Work instructions: Transcribe each record exactly. Include every one.

Task data:

══════════════════════════════

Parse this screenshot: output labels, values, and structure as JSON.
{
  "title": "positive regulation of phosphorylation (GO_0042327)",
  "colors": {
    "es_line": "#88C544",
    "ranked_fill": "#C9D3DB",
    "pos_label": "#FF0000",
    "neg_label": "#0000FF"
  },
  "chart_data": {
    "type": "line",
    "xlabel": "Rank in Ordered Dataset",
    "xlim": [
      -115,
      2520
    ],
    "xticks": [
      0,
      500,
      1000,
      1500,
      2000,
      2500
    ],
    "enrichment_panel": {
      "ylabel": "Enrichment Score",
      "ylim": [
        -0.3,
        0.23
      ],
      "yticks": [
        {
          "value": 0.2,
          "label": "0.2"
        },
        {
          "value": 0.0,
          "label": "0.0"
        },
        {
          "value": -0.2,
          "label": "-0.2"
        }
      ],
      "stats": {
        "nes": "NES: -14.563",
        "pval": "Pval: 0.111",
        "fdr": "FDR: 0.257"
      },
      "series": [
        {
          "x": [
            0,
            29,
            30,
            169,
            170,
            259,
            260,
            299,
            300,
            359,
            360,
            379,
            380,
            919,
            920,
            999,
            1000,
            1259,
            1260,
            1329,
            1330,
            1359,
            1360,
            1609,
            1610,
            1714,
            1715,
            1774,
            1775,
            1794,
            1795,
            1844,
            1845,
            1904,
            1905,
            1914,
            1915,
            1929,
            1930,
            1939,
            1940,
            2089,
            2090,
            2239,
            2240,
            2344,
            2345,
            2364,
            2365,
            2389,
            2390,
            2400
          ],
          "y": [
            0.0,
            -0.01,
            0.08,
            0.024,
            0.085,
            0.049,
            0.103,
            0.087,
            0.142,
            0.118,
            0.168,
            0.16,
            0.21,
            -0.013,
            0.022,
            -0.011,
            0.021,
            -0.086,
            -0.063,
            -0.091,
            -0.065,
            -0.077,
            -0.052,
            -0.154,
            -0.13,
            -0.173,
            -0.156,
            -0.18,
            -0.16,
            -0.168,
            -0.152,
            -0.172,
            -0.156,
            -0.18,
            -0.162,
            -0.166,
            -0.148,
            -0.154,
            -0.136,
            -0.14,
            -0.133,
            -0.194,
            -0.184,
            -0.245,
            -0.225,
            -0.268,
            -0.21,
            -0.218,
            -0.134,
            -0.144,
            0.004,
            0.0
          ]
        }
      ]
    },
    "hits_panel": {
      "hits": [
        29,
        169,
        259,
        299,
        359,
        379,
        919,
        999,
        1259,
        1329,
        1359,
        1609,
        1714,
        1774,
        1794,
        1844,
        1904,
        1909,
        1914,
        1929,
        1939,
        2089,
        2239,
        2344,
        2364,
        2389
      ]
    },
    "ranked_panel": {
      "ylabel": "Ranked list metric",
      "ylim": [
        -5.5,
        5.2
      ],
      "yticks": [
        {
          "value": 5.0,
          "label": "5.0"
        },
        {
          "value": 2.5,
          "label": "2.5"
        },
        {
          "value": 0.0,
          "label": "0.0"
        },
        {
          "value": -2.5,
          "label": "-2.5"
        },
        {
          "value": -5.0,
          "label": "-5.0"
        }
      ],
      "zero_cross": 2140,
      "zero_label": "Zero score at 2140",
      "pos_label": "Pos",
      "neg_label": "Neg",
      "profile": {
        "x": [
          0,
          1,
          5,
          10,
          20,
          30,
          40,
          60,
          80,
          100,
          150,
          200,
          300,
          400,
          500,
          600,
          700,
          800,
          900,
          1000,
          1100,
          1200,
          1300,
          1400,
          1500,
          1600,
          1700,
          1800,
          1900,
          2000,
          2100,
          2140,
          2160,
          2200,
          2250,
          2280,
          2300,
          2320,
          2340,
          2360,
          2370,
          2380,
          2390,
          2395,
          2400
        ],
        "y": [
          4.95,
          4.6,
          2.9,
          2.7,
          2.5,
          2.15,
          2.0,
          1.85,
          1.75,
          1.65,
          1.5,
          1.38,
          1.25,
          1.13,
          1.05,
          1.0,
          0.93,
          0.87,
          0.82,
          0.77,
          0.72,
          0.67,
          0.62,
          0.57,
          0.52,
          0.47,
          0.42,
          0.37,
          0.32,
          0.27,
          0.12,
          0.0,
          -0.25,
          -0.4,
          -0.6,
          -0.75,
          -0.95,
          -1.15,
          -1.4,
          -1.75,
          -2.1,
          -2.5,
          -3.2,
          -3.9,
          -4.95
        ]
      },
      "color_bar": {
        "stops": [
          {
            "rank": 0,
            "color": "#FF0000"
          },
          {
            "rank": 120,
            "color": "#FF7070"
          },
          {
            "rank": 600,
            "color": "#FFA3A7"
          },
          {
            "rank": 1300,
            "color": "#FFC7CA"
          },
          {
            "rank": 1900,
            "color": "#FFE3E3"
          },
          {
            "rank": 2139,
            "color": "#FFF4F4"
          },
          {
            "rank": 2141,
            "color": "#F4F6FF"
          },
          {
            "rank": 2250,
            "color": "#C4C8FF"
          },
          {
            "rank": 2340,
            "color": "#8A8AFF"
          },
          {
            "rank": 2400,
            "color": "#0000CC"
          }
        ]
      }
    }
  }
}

══════════════════════════════

Solved exercise:
Parse this screenshot: output labels, values, and structure as JSON.
{
  "title": "positive regulation of phosphorylation (GO_0042327)",
  "colors": {
    "es_line": "#88C544",
    "ranked_fill": "#C9D3DB",
    "pos_label": "#FF0000",
    "neg_label": "#0000FF"
  },
  "chart_data": {
    "type": "line",
    "xlabel": "Rank in Ordered Dataset",
    "xlim": [
      -115,
      2520
    ],
    "xticks": [
      0,
      500,
      1000,
      1500,
      2000,
      2500
    ],
    "enrichment_panel": {
      "ylabel": "Enrichment Score",
      "ylim": [
        -0.3,
        0.23
      ],
      "yticks": [
        {
          "value": 0.2,
          "label": "0.2"
        },
        {
          "value": 0.0,
          "label": "0.0"
        },
        {
          "value": -0.2,
          "label": "-0.2"
        }
      ],
      "stats": {
        "nes": "NES: -14.563",
        "pval": "Pval: 0.111",
        "fdr": "FDR: 0.257"
      },
      "series": [
        {
          "x": [
            0,
            29,
            30,
            169,
            170,
            259,
            260,
            299,
            300,
            359,
            360,
            379,
            380,
            919,
            920,
            999,
            1000,
            1259,
            1260,
            1329,
            1330,
            1359,
            1360,
            1609,
            1610,
            1714,
            1715,
            1774,
            1775,
            1794,
            1795,
            1844,
            1845,
            1904,
            1905,
            1914,
            1915,
            1929,
            1930,
            1939,
            1940,
            2089,
            2090,
            2239,
            2240,
            2344,
            2345,
            2364,
            2365,
            2389,
            2390,
            2400
          ],
          "y": [
            0.0,
            -0.01,
            0.08,
            0.024,
            0.085,
            0.049,
            0.103,
            0.087,
            0.142,
            0.118,
            0.168,
            0.16,
            0.21,
            -0.013,
            0.022,
            -0.011,
            0.021,
            -0.086,
            -0.063,
            -0.091,
            -0.065,
            -0.077,
            -0.052,
            -0.154,
            -0.13,
            -0.173,
            -0.156,
            -0.18,
            -0.16,
            -0.168,
            -0.152,
            -0.172,
            -0.156,
            -0.18,
            -0.162,
            -0.166,
            -0.148,
            -0.154,
            -0.136,
            -0.14,
            -0.133,
            -0.194,
            -0.184,
            -0.245,
            -0.225,
            -0.268,
            -0.21,
            -0.218,
            -0.134,
            -0.144,
            0.004,
            0.0
          ]
        }
      ]
    },
    "hits_panel": {
      "hits": [
        29,
        169,
        259,
        299,
        359,
        379,
        919,
        999,
        1259,
        1329,
        1359,
        1609,
        1714,
        1774,
        1794,
        1844,
        1904,
        1909,
        1914,
        1929,
        1939,
        2089,
        2239,
        2344,
        2364,
        2389
      ]
    },
    "ranked_panel": {
      "ylabel": "Ranked list metric",
      "ylim": [
        -5.5,
        5.2
      ],
      "yticks": [
        {
          "value": 5.0,
          "label": "5.0"
        },
        {
          "value": 2.5,
          "label": "2.5"
        },
        {
          "value": 0.0,
          "label": "0.0"
        },
        {
          "value": -2.5,
          "label": "-2.5"
        },
        {
          "value": -5.0,
          "label": "-5.0"
        }
      ],
      "zero_cross": 2140,
      "zero_label": "Zero score at 2140",
      "pos_label": "Pos",
      "neg_label": "Neg",
      "profile": {
        "x": [
          0,
          1,
          5,
          10,
          20,
          30,
          40,
          60,
          80,
          100,
          150,
          200,
          300,
          400,
          500,
          600,
          700,
          800,
          900,
          1000,
          1100,
          1200,
          1300,
          1400,
          1500,
          1600,
          1700,
          1800,
          1900,
          2000,
          2100,
          2140,
          2160,
          2200,
          2250,
          2280,
          2300,
          2320,
          2340,
          2360,
          2370,
          2380,
          2390,
          2395,
          2400
        ],
        "y": [
          4.95,
          4.6,
          2.9,
          2.7,
          2.5,
          2.15,
          2.0,
          1.85,
          1.75,
          1.65,
          1.5,
          1.38,
          1.25,
          1.13,
          1.05,
          1.0,
          0.93,
          0.87,
          0.82,
          0.77,
          0.72,
          0.67,
          0.62,
          0.57,
          0.52,
          0.47,
          0.42,
          0.37,
          0.32,
          0.27,
          0.12,
          0.0,
          -0.25,
          -0.4,
          -0.6,
          -0.75,
          -0.95,
          -1.15,
          -1.4,
          -1.75,
          -2.1,
          -2.5,
          -3.2,
          -3.9,
          -4.95
        ]
      },
      "color_bar": {
        "stops": [
          {
            "rank": 0,
            "color": "#FF0000"
          },
          {
            "rank": 120,
            "color": "#FF7070"
          },
          {
            "rank": 600,
            "color": "#FFA3A7"
          },
          {
            "rank": 1300,
            "color": "#FFC7CA"
          },
          {
            "rank": 1900,
            "color": "#FFE3E3"
          },
          {
            "rank": 2139,
            "color": "#FFF4F4"
          },
          {
            "rank": 2141,
            "color": "#F4F6FF"
          },
          {
            "rank": 2250,
            "color": "#C4C8FF"
          },
          {
            "rank": 2340,
            "color": "#8A8AFF"
          },
          {
            "rank": 2400,
            "color": "#0000CC"
          }
        ]
      }
    }
  }
}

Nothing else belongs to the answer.